**DIRECTIONS FOR THIS TASK**
In the listing that follows, count each line where the word "Common" appears; write nothing but the count.
┌────────
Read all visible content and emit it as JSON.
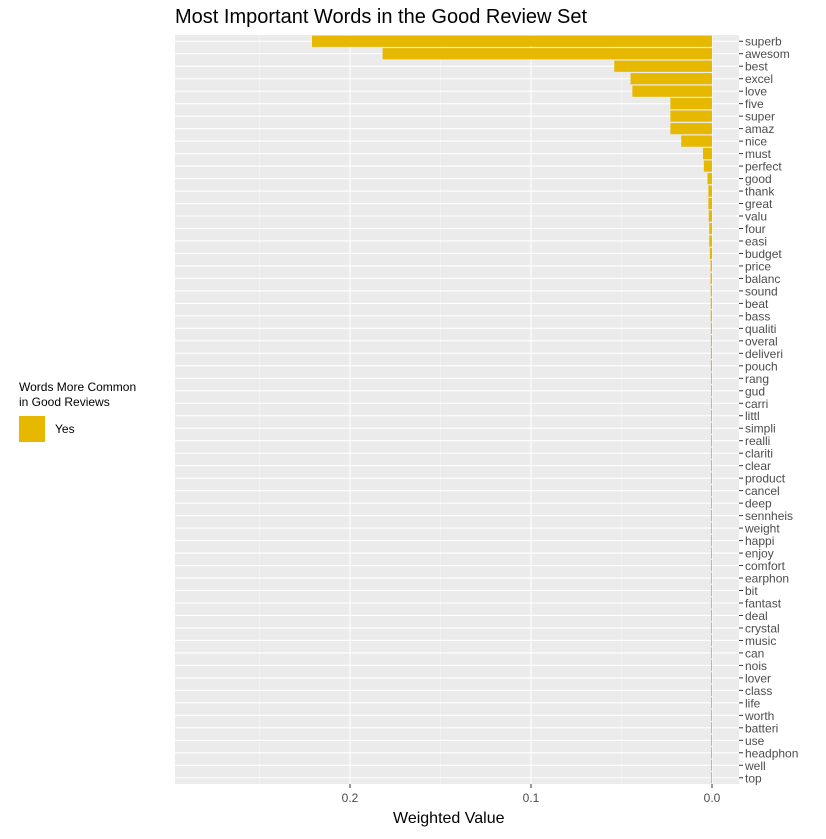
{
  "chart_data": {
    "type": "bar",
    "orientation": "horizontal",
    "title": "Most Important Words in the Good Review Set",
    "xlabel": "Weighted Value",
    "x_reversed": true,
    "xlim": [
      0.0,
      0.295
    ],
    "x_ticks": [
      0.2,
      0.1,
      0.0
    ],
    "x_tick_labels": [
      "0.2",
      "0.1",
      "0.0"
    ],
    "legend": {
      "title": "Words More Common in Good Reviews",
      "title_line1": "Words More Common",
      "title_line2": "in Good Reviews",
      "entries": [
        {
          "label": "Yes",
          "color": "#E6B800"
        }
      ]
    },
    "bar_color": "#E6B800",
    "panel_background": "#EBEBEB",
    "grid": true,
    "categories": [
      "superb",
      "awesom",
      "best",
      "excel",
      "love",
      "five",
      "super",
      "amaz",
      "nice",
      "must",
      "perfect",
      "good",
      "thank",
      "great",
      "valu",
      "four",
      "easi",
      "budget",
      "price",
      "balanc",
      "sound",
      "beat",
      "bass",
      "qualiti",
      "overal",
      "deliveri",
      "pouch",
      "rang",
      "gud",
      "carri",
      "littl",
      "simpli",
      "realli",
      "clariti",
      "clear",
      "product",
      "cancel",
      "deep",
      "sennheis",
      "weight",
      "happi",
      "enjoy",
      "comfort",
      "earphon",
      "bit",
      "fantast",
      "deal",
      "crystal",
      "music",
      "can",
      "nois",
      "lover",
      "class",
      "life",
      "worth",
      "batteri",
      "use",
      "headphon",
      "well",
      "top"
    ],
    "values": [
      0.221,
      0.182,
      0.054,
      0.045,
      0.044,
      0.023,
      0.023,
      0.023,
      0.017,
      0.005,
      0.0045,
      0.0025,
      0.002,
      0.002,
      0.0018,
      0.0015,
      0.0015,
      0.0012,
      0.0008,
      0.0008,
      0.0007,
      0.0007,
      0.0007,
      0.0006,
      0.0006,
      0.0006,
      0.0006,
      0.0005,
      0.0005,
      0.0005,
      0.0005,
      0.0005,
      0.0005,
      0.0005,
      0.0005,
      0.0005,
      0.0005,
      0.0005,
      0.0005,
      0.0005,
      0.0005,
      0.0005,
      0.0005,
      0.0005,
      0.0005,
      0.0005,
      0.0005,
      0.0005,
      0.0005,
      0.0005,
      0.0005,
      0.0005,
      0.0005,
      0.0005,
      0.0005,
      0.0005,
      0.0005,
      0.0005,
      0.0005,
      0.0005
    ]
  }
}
└────────
┌────────
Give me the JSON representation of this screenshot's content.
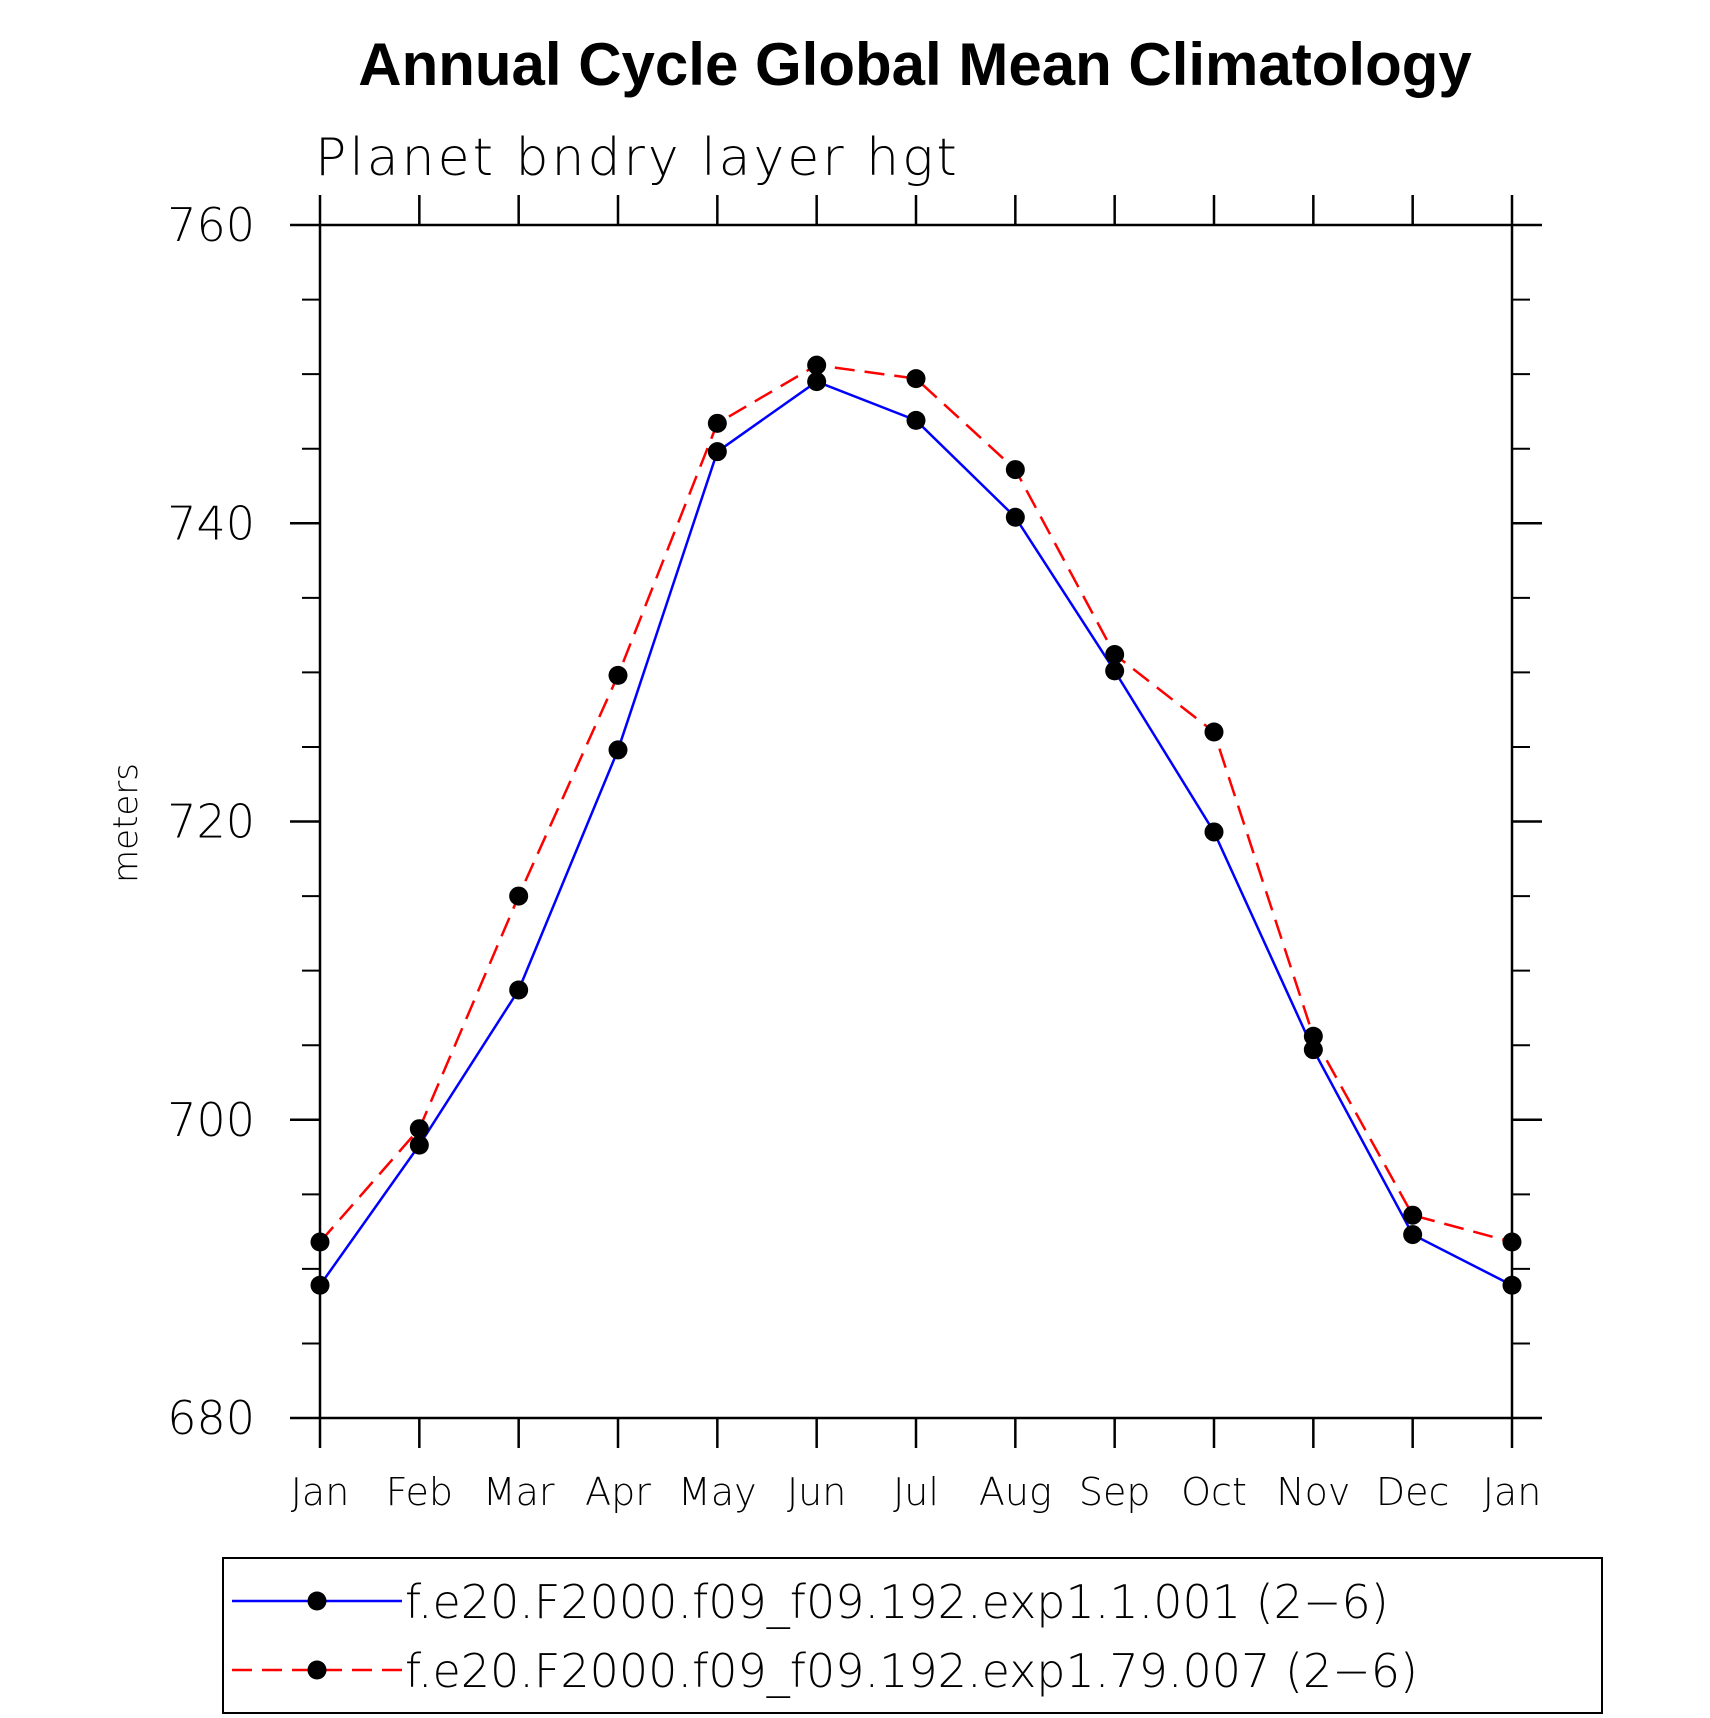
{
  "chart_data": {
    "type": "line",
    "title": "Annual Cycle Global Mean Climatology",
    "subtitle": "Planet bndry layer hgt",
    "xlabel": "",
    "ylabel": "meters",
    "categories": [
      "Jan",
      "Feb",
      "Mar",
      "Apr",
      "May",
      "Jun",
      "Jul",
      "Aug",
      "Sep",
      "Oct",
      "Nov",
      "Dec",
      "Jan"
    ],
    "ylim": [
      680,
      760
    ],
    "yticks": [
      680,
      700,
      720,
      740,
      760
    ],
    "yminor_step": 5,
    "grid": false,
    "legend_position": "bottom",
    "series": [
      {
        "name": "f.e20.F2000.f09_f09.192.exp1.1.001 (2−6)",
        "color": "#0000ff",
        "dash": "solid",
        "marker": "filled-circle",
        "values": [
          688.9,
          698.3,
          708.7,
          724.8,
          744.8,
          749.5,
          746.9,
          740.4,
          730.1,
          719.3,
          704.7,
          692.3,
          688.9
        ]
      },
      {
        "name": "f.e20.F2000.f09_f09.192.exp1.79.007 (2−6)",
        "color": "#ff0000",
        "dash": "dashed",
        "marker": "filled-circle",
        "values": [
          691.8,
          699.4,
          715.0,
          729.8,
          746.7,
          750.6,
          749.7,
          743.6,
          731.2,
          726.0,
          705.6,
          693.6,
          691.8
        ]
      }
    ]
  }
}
└────────
**RESULT OF THE TASK**
2